REQUIREMENT. Spot every line with the word "Mean" and return it.

RECORDS FOR THE TASK.
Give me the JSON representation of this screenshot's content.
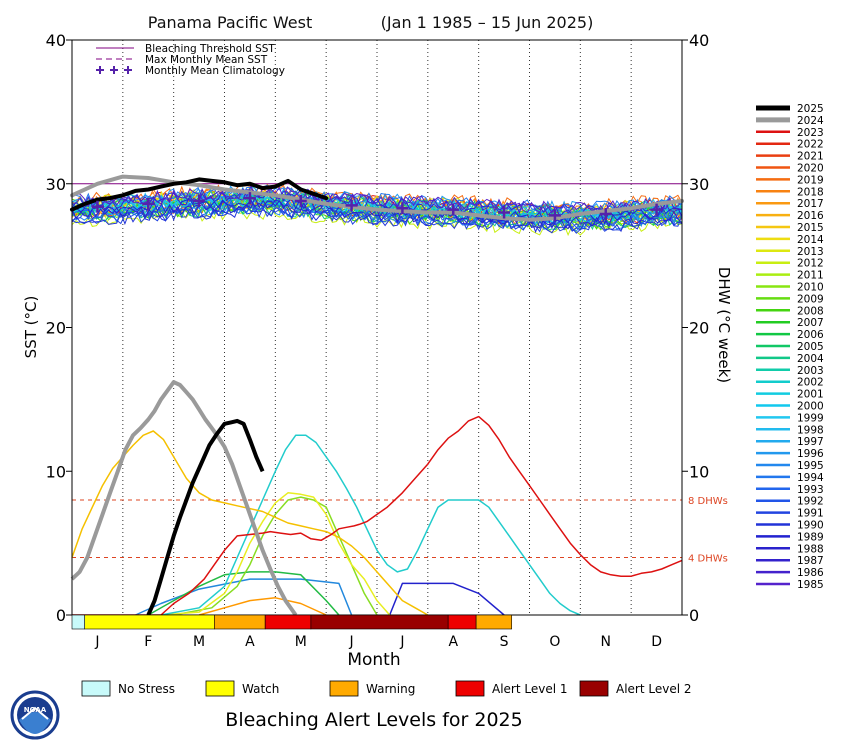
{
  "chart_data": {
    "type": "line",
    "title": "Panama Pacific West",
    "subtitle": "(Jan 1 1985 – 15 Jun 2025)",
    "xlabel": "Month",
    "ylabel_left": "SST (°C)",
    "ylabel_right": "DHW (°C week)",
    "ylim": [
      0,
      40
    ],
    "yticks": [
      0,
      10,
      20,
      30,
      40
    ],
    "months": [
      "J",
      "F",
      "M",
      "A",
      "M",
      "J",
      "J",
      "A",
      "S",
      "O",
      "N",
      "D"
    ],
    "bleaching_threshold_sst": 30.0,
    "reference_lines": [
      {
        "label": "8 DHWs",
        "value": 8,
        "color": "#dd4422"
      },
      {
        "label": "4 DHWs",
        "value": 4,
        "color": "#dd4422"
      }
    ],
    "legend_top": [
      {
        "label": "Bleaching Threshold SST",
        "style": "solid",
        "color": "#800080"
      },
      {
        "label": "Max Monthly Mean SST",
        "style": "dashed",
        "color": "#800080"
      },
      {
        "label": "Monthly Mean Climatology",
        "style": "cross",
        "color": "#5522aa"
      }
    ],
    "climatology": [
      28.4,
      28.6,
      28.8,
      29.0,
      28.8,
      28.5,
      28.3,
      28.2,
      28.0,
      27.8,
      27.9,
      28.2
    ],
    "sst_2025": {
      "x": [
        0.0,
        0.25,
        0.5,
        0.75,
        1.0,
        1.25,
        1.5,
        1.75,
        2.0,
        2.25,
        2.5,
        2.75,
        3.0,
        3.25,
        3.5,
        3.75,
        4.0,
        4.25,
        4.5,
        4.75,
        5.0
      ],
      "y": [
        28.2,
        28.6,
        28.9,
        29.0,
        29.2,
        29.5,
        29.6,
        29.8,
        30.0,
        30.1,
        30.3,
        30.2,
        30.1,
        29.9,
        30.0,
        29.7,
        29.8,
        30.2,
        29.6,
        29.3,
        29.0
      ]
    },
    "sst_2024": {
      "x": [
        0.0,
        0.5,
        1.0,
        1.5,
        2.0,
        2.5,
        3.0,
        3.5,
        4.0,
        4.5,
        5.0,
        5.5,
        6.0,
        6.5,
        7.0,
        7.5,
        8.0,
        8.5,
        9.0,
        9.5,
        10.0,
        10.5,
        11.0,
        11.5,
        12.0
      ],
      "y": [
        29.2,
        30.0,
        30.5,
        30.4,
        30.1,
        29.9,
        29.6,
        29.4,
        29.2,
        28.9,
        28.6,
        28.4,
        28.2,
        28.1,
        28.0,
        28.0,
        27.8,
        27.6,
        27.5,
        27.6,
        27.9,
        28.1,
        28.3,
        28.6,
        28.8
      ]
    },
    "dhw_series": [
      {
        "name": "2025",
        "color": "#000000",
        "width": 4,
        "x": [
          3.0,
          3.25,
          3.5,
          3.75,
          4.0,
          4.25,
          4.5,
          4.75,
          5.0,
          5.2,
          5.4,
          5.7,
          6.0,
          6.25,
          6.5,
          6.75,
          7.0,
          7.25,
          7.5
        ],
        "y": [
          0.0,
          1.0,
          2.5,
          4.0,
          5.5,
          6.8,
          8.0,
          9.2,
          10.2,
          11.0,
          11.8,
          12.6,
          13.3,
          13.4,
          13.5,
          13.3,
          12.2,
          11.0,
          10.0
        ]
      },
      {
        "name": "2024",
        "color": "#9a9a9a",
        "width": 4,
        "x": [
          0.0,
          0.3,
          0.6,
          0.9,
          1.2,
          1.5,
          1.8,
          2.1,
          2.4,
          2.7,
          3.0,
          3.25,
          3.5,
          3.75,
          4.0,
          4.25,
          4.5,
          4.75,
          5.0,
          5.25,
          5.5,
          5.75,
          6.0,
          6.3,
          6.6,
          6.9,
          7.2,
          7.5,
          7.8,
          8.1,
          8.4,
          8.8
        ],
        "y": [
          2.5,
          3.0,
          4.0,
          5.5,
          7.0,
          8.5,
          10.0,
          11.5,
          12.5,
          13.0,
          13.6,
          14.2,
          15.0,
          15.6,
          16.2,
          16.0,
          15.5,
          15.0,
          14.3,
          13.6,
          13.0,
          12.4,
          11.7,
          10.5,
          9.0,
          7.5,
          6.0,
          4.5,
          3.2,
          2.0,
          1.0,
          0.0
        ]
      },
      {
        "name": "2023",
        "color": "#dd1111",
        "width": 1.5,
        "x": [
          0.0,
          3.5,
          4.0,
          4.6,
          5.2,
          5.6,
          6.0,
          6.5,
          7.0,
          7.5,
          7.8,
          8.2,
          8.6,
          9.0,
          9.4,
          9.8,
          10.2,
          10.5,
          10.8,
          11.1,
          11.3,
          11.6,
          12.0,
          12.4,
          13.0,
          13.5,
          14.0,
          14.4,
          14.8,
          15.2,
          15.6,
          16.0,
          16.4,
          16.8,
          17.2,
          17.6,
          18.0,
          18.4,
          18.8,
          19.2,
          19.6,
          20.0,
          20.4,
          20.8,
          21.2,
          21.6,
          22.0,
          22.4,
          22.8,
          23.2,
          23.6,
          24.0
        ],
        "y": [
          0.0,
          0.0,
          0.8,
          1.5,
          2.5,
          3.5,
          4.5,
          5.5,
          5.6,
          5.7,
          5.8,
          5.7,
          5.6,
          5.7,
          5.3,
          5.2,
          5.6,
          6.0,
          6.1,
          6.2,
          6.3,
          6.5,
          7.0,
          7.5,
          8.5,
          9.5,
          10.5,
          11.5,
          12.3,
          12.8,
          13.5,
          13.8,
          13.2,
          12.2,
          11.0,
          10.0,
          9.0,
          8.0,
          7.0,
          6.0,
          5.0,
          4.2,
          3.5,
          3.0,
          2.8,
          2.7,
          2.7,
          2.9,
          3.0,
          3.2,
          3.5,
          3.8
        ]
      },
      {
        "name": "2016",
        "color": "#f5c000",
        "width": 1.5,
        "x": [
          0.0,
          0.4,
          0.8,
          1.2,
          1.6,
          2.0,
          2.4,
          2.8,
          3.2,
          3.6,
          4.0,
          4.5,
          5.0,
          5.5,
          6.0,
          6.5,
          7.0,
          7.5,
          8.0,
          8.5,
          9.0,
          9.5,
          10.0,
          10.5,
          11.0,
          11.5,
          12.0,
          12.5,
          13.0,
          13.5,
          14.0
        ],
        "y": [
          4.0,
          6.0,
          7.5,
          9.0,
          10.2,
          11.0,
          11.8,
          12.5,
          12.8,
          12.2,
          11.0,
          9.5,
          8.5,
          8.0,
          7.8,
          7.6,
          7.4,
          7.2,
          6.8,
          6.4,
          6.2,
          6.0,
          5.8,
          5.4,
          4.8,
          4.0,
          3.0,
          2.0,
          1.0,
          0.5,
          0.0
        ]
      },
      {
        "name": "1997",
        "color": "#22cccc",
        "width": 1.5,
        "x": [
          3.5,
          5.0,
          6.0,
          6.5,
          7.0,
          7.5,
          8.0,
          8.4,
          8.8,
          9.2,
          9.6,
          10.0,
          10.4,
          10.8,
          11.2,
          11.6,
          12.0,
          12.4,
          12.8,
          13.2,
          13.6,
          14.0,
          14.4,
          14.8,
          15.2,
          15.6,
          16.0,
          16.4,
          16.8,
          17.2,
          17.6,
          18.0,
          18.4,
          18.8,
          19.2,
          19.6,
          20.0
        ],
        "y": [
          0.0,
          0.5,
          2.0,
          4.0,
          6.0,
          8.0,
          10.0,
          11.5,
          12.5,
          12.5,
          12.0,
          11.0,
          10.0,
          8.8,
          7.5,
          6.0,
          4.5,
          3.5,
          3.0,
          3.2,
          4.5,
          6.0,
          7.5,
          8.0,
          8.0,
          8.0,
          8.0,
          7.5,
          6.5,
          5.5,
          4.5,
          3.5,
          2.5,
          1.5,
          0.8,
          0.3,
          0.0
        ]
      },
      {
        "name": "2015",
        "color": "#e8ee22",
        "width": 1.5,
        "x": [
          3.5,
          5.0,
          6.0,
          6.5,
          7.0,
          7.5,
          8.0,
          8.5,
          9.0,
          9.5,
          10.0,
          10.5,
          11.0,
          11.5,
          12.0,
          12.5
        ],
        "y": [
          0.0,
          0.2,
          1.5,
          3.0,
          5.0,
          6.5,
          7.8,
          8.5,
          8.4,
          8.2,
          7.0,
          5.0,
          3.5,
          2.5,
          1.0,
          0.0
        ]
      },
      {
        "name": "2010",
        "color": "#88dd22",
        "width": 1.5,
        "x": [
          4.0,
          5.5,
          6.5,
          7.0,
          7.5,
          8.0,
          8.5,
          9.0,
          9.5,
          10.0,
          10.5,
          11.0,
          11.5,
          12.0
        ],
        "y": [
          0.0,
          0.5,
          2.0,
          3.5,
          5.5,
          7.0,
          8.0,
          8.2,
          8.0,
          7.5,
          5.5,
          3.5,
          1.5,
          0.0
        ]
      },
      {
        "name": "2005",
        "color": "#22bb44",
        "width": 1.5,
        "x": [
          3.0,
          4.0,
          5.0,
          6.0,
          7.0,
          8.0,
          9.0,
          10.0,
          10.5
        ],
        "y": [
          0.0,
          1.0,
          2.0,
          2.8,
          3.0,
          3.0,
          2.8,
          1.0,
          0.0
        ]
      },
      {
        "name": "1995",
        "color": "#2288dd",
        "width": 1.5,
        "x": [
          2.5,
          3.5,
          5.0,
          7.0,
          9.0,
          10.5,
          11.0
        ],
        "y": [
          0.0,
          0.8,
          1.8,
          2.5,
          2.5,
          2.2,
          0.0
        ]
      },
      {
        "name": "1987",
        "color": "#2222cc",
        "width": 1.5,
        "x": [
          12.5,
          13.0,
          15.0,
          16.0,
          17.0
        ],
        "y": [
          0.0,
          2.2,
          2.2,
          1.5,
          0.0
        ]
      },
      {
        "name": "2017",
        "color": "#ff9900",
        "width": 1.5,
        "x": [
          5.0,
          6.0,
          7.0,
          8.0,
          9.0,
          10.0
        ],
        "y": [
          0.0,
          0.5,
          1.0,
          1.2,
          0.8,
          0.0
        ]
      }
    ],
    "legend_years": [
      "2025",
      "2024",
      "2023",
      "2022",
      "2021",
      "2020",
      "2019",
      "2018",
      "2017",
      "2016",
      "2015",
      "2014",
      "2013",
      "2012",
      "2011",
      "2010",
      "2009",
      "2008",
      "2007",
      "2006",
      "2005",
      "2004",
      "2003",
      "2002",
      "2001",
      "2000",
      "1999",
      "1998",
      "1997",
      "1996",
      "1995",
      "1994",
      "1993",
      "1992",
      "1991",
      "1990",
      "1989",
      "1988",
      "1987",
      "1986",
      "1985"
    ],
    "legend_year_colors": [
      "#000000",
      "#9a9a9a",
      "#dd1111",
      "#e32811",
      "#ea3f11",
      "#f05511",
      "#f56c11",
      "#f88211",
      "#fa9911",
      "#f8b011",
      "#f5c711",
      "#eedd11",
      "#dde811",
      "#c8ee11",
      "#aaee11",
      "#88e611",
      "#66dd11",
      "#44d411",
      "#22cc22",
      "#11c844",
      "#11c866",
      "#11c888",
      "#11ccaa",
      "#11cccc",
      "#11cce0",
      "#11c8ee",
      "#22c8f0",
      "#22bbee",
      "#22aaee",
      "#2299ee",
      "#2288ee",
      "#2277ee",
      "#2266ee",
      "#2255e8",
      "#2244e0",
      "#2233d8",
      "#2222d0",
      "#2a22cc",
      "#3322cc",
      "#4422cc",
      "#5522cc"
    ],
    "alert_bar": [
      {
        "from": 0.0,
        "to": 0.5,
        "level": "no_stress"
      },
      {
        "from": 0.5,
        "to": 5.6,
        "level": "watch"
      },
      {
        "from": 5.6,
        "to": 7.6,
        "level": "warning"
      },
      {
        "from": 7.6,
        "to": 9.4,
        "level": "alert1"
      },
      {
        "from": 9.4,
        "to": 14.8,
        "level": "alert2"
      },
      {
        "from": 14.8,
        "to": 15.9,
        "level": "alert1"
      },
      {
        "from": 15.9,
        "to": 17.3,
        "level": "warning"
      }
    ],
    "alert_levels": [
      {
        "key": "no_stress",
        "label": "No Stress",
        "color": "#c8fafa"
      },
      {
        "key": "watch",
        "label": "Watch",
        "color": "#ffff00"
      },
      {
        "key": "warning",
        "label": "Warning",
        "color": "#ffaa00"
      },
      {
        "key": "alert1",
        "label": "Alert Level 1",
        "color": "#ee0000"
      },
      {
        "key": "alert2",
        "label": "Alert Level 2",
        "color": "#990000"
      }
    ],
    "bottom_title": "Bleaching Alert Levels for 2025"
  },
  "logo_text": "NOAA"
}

==

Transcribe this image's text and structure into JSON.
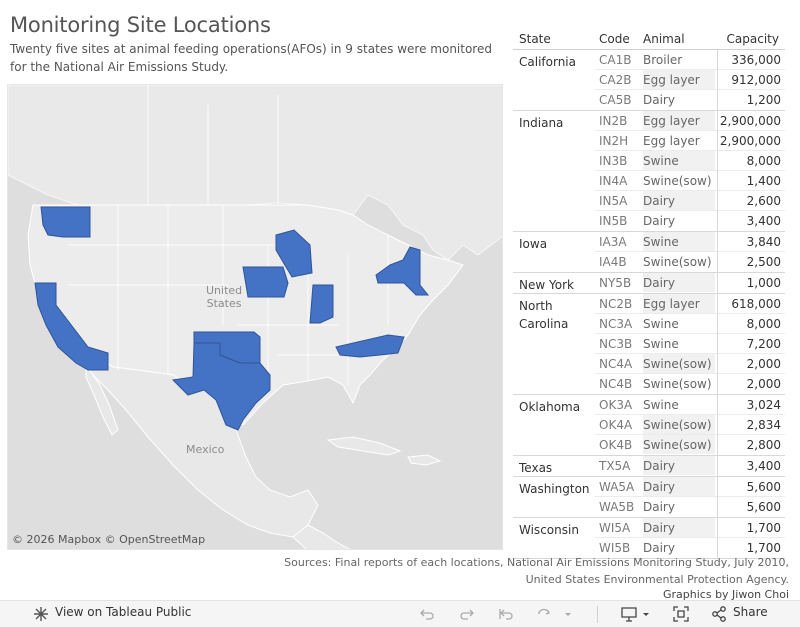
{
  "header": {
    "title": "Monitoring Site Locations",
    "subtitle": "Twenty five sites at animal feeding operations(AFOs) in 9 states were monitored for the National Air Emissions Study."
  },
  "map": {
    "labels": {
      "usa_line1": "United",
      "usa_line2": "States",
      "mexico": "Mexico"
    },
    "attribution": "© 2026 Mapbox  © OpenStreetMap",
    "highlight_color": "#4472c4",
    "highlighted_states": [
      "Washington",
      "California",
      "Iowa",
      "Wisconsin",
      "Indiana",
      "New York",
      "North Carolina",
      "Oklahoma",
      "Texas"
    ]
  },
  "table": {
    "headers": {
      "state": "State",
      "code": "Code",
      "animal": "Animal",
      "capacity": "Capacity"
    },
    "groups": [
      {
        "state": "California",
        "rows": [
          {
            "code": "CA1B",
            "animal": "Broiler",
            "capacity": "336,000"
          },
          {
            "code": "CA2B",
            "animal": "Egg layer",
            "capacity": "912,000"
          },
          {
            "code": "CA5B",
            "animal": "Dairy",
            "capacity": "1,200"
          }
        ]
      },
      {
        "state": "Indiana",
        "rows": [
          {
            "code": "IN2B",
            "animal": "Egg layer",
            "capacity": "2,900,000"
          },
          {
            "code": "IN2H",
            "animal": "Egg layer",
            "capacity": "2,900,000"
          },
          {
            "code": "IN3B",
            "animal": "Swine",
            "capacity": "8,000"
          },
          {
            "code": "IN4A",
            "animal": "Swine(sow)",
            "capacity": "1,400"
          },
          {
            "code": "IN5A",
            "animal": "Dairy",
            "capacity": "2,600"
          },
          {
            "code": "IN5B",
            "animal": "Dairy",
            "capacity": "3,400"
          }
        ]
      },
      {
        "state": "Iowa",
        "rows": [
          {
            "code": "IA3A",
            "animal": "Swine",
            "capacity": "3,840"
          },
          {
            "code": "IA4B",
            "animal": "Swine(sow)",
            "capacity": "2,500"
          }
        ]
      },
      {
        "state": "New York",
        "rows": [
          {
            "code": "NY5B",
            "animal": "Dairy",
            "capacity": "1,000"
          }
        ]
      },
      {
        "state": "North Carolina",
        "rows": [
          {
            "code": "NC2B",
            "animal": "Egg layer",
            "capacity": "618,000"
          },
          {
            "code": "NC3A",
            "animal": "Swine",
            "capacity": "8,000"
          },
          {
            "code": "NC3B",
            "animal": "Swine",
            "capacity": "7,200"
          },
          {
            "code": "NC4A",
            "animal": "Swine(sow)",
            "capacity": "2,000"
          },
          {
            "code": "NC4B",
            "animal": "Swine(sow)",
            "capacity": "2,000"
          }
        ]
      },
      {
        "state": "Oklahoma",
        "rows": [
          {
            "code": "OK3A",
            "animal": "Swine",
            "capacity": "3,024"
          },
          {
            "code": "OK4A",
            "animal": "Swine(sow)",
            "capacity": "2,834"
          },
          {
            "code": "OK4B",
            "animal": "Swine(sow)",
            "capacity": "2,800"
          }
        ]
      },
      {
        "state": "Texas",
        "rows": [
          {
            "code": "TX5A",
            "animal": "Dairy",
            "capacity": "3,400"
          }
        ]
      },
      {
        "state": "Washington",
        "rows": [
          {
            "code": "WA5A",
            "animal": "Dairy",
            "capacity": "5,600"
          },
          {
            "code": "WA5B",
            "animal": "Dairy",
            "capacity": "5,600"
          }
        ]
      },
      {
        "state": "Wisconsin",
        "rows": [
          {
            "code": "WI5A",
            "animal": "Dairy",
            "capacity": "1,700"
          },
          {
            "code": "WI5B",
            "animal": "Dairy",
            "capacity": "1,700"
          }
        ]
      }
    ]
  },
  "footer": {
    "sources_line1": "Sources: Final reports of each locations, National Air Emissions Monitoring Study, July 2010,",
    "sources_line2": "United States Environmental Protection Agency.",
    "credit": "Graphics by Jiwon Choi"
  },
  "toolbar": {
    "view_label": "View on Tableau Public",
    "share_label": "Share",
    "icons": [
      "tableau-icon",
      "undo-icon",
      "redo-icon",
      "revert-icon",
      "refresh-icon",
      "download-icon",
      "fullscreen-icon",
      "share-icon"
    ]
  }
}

THE REPLY.
        "label": "Max Monthly Mean SST",
        "label": "Monthly Mean Climatology",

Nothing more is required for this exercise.